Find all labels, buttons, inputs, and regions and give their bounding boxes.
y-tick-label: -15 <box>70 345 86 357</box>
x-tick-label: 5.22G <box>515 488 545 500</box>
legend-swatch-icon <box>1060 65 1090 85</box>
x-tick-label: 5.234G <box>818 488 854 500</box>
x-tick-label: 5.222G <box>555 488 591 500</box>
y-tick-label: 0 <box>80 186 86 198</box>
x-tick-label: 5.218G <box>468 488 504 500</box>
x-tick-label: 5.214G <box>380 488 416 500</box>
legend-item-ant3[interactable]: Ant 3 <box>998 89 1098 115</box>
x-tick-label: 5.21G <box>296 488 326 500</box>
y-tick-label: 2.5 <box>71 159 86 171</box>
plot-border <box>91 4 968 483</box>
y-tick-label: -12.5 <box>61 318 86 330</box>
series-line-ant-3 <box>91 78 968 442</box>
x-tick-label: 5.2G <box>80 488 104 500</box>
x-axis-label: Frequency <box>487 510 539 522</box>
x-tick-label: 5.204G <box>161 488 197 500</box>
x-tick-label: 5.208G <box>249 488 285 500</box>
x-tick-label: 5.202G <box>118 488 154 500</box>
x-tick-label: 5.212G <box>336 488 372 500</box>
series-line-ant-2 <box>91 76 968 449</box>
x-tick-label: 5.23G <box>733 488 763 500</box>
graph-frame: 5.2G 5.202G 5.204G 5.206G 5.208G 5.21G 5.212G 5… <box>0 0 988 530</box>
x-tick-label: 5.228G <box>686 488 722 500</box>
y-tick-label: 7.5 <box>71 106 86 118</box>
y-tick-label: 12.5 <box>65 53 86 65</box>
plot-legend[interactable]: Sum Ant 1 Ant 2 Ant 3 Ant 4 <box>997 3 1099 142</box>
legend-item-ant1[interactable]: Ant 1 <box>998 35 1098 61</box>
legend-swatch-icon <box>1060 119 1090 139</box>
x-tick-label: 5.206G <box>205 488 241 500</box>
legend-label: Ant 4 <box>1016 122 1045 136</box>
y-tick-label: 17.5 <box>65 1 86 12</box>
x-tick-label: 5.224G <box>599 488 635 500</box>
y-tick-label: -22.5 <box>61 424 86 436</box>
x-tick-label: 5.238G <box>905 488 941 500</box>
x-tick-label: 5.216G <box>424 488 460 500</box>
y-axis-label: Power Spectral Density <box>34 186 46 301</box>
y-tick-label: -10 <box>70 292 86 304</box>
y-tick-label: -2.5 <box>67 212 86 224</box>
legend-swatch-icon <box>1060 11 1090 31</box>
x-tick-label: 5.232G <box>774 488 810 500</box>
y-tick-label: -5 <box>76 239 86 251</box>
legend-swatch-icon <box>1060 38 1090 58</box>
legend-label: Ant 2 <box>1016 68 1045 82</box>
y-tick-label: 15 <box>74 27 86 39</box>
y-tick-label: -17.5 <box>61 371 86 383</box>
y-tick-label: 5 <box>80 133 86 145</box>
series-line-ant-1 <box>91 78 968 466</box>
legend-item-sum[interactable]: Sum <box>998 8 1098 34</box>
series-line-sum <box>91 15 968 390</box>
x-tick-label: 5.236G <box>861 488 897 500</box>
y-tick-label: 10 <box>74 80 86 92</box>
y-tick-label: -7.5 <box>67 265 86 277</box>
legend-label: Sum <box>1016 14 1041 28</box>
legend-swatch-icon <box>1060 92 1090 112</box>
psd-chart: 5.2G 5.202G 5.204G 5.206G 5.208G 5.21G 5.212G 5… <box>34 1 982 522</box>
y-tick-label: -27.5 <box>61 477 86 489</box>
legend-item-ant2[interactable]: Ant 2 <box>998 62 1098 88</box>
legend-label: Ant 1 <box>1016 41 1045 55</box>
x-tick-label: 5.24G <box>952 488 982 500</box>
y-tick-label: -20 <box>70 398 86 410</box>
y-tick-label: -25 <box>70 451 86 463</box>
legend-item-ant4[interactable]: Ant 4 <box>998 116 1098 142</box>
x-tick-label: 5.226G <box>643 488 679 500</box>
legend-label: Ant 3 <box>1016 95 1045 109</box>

**REQUIREMENTS:**
Can you copy out every one of the lines above, character for character, with nothing added or left out?

**WRITTEN REPLY:**
Find all labels, buttons, inputs, and regions and give their bounding boxes.
y-tick-label: -15 <box>70 345 86 357</box>
x-tick-label: 5.22G <box>515 488 545 500</box>
legend-swatch-icon <box>1060 65 1090 85</box>
x-tick-label: 5.234G <box>818 488 854 500</box>
x-tick-label: 5.222G <box>555 488 591 500</box>
y-tick-label: 0 <box>80 186 86 198</box>
x-tick-label: 5.218G <box>468 488 504 500</box>
x-tick-label: 5.214G <box>380 488 416 500</box>
legend-item-ant3[interactable]: Ant 3 <box>998 89 1098 115</box>
x-tick-label: 5.21G <box>296 488 326 500</box>
y-tick-label: 2.5 <box>71 159 86 171</box>
plot-border <box>91 4 968 483</box>
y-tick-label: -12.5 <box>61 318 86 330</box>
series-line-ant-3 <box>91 78 968 442</box>
x-tick-label: 5.2G <box>80 488 104 500</box>
x-axis-label: Frequency <box>487 510 539 522</box>
x-tick-label: 5.204G <box>161 488 197 500</box>
x-tick-label: 5.208G <box>249 488 285 500</box>
x-tick-label: 5.202G <box>118 488 154 500</box>
x-tick-label: 5.212G <box>336 488 372 500</box>
series-line-ant-2 <box>91 76 968 449</box>
x-tick-label: 5.23G <box>733 488 763 500</box>
graph-frame: 5.2G 5.202G 5.204G 5.206G 5.208G 5.21G 5.212G 5… <box>0 0 988 530</box>
x-tick-label: 5.228G <box>686 488 722 500</box>
y-tick-label: 7.5 <box>71 106 86 118</box>
y-tick-label: 12.5 <box>65 53 86 65</box>
plot-legend[interactable]: Sum Ant 1 Ant 2 Ant 3 Ant 4 <box>997 3 1099 142</box>
legend-item-ant1[interactable]: Ant 1 <box>998 35 1098 61</box>
legend-swatch-icon <box>1060 119 1090 139</box>
x-tick-label: 5.206G <box>205 488 241 500</box>
legend-label: Ant 4 <box>1016 122 1045 136</box>
y-tick-label: 17.5 <box>65 1 86 12</box>
x-tick-label: 5.224G <box>599 488 635 500</box>
y-tick-label: -22.5 <box>61 424 86 436</box>
x-tick-label: 5.238G <box>905 488 941 500</box>
x-tick-label: 5.216G <box>424 488 460 500</box>
y-axis-label: Power Spectral Density <box>34 186 46 301</box>
y-tick-label: -10 <box>70 292 86 304</box>
y-tick-label: -2.5 <box>67 212 86 224</box>
legend-swatch-icon <box>1060 11 1090 31</box>
x-tick-label: 5.232G <box>774 488 810 500</box>
y-tick-label: -5 <box>76 239 86 251</box>
legend-swatch-icon <box>1060 38 1090 58</box>
legend-label: Ant 2 <box>1016 68 1045 82</box>
y-tick-label: 15 <box>74 27 86 39</box>
y-tick-label: -17.5 <box>61 371 86 383</box>
y-tick-label: 5 <box>80 133 86 145</box>
series-line-ant-1 <box>91 78 968 466</box>
legend-item-sum[interactable]: Sum <box>998 8 1098 34</box>
series-line-sum <box>91 15 968 390</box>
x-tick-label: 5.236G <box>861 488 897 500</box>
y-tick-label: 10 <box>74 80 86 92</box>
y-tick-label: -7.5 <box>67 265 86 277</box>
legend-label: Sum <box>1016 14 1041 28</box>
legend-swatch-icon <box>1060 92 1090 112</box>
psd-chart: 5.2G 5.202G 5.204G 5.206G 5.208G 5.21G 5.212G 5… <box>34 1 982 522</box>
y-tick-label: -27.5 <box>61 477 86 489</box>
legend-item-ant2[interactable]: Ant 2 <box>998 62 1098 88</box>
legend-label: Ant 1 <box>1016 41 1045 55</box>
x-tick-label: 5.24G <box>952 488 982 500</box>
y-tick-label: -20 <box>70 398 86 410</box>
y-tick-label: -25 <box>70 451 86 463</box>
legend-item-ant4[interactable]: Ant 4 <box>998 116 1098 142</box>
x-tick-label: 5.226G <box>643 488 679 500</box>
legend-label: Ant 3 <box>1016 95 1045 109</box>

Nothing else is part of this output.